PROBLEM:
Output each entry exactly; skip nothing.

==== GIVEN DATA ====

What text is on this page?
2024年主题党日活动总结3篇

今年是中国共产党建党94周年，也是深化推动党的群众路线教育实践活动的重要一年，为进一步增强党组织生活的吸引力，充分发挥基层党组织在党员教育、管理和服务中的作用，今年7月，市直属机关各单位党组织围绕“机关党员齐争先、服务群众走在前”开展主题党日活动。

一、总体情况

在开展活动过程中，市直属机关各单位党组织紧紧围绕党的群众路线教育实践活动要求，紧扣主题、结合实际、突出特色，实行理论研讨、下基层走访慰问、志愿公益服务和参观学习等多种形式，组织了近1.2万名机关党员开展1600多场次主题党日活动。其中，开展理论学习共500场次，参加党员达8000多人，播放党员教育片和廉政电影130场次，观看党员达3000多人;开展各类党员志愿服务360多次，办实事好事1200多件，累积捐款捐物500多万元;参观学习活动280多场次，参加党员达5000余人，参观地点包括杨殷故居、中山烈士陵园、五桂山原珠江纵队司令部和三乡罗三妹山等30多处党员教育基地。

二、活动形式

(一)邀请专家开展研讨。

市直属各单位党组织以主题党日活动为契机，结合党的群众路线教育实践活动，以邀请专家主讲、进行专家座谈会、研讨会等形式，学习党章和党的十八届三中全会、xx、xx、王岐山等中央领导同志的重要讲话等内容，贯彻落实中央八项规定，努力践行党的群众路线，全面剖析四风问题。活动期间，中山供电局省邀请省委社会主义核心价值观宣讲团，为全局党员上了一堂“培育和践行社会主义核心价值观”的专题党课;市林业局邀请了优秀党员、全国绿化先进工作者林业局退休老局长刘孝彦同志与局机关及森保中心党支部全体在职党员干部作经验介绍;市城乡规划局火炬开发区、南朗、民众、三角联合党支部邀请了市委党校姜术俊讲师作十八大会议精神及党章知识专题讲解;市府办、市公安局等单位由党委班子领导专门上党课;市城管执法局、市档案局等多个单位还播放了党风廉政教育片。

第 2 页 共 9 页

====

THE COMPLETED TASK:
What text is on this page?
2024年主题党日活动总结3篇

今年是中国共产党建党94周年，也是深化推动党的群众路线教育实践活动的重要一年，为进一步增强党组织生活的吸引力，充分发挥基层党组织在党员教育、管理和服务中的作用，今年7月，市直属机关各单位党组织围绕“机关党员齐争先、服务群众走在前”开展主题党日活动。

一、总体情况

在开展活动过程中，市直属机关各单位党组织紧紧围绕党的群众路线教育实践活动要求，紧扣主题、结合实际、突出特色，实行理论研讨、下基层走访慰问、志愿公益服务和参观学习等多种形式，组织了近1.2万名机关党员开展1600多场次主题党日活动。其中，开展理论学习共500场次，参加党员达8000多人，播放党员教育片和廉政电影130场次，观看党员达3000多人;开展各类党员志愿服务360多次，办实事好事1200多件，累积捐款捐物500多万元;参观学习活动280多场次，参加党员达5000余人，参观地点包括杨殷故居、中山烈士陵园、五桂山原珠江纵队司令部和三乡罗三妹山等30多处党员教育基地。

二、活动形式

(一)邀请专家开展研讨。

市直属各单位党组织以主题党日活动为契机，结合党的群众路线教育实践活动，以邀请专家主讲、进行专家座谈会、研讨会等形式，学习党章和党的十八届三中全会、xx、xx、王岐山等中央领导同志的重要讲话等内容，贯彻落实中央八项规定，努力践行党的群众路线，全面剖析四风问题。活动期间，中山供电局省邀请省委社会主义核心价值观宣讲团，为全局党员上了一堂“培育和践行社会主义核心价值观”的专题党课;市林业局邀请了优秀党员、全国绿化先进工作者林业局退休老局长刘孝彦同志与局机关及森保中心党支部全体在职党员干部作经验介绍;市城乡规划局火炬开发区、南朗、民众、三角联合党支部邀请了市委党校姜术俊讲师作十八大会议精神及党章知识专题讲解;市府办、市公安局等单位由党委班子领导专门上党课;市城管执法局、市档案局等多个单位还播放了党风廉政教育片。

第 2 页 共 9 页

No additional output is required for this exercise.